Written problem:
Write out the material again word for word, dropping any images it holds.

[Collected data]
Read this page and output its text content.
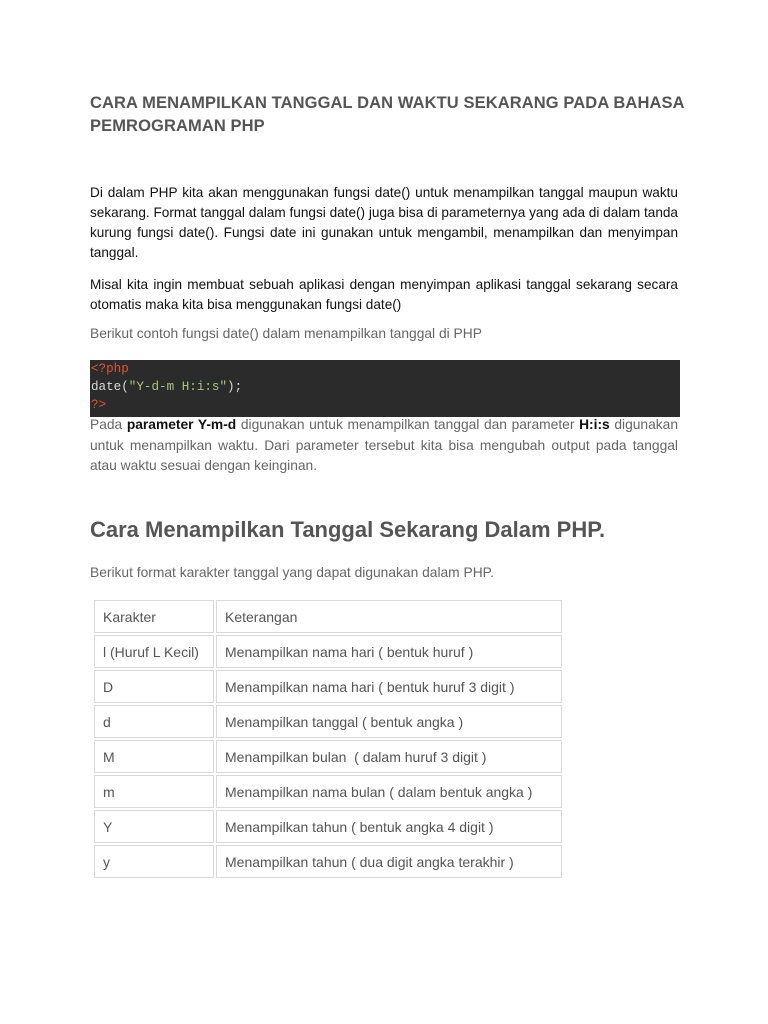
CARA MENAMPILKAN TANGGAL DAN WAKTU SEKARANG PADA BAHASA PEMROGRAMAN PHP

Di dalam PHP kita akan menggunakan fungsi date() untuk menampilkan tanggal maupun waktu sekarang. Format tanggal dalam fungsi date() juga bisa di parameternya yang ada di dalam tanda kurung fungsi date(). Fungsi date ini gunakan untuk mengambil, menampilkan dan menyimpan tanggal.

Misal kita ingin membuat sebuah aplikasi dengan menyimpan aplikasi tanggal sekarang secara otomatis maka kita bisa menggunakan fungsi date()

Berikut contoh fungsi date() dalam menampilkan tanggal di PHP

<?php
date("Y-d-m H:i:s");
?>

Pada parameter Y-m-d digunakan untuk menampilkan tanggal dan parameter H:i:s digunakan untuk menampilkan waktu. Dari parameter tersebut kita bisa mengubah output pada tanggal atau waktu sesuai dengan keinginan.

Cara Menampilkan Tanggal Sekarang Dalam PHP.

Berikut format karakter tanggal yang dapat digunakan dalam PHP.

Karakter	Keterangan
l (Huruf L Kecil)	Menampilkan nama hari ( bentuk huruf )
D	Menampilkan nama hari ( bentuk huruf 3 digit )
d	Menampilkan tanggal ( bentuk angka )
M	Menampilkan bulan  ( dalam huruf 3 digit )
m	Menampilkan nama bulan ( dalam bentuk angka )
Y	Menampilkan tahun ( bentuk angka 4 digit )
y	Menampilkan tahun ( dua digit angka terakhir )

Exercise solution:
Read this page and output its text content.
CARA MENAMPILKAN TANGGAL DAN WAKTU SEKARANG PADA BAHASA PEMROGRAMAN PHP

Di dalam PHP kita akan menggunakan fungsi date() untuk menampilkan tanggal maupun waktu sekarang. Format tanggal dalam fungsi date() juga bisa di parameternya yang ada di dalam tanda kurung fungsi date(). Fungsi date ini gunakan untuk mengambil, menampilkan dan menyimpan tanggal.

Misal kita ingin membuat sebuah aplikasi dengan menyimpan aplikasi tanggal sekarang secara otomatis maka kita bisa menggunakan fungsi date()

Berikut contoh fungsi date() dalam menampilkan tanggal di PHP

<?php
date("Y-d-m H:i:s");
?>

Pada parameter Y-m-d digunakan untuk menampilkan tanggal dan parameter H:i:s digunakan untuk menampilkan waktu. Dari parameter tersebut kita bisa mengubah output pada tanggal atau waktu sesuai dengan keinginan.

Cara Menampilkan Tanggal Sekarang Dalam PHP.

Berikut format karakter tanggal yang dapat digunakan dalam PHP.

Karakter	Keterangan
l (Huruf L Kecil)	Menampilkan nama hari ( bentuk huruf )
D	Menampilkan nama hari ( bentuk huruf 3 digit )
d	Menampilkan tanggal ( bentuk angka )
M	Menampilkan bulan  ( dalam huruf 3 digit )
m	Menampilkan nama bulan ( dalam bentuk angka )
Y	Menampilkan tahun ( bentuk angka 4 digit )
y	Menampilkan tahun ( dua digit angka terakhir )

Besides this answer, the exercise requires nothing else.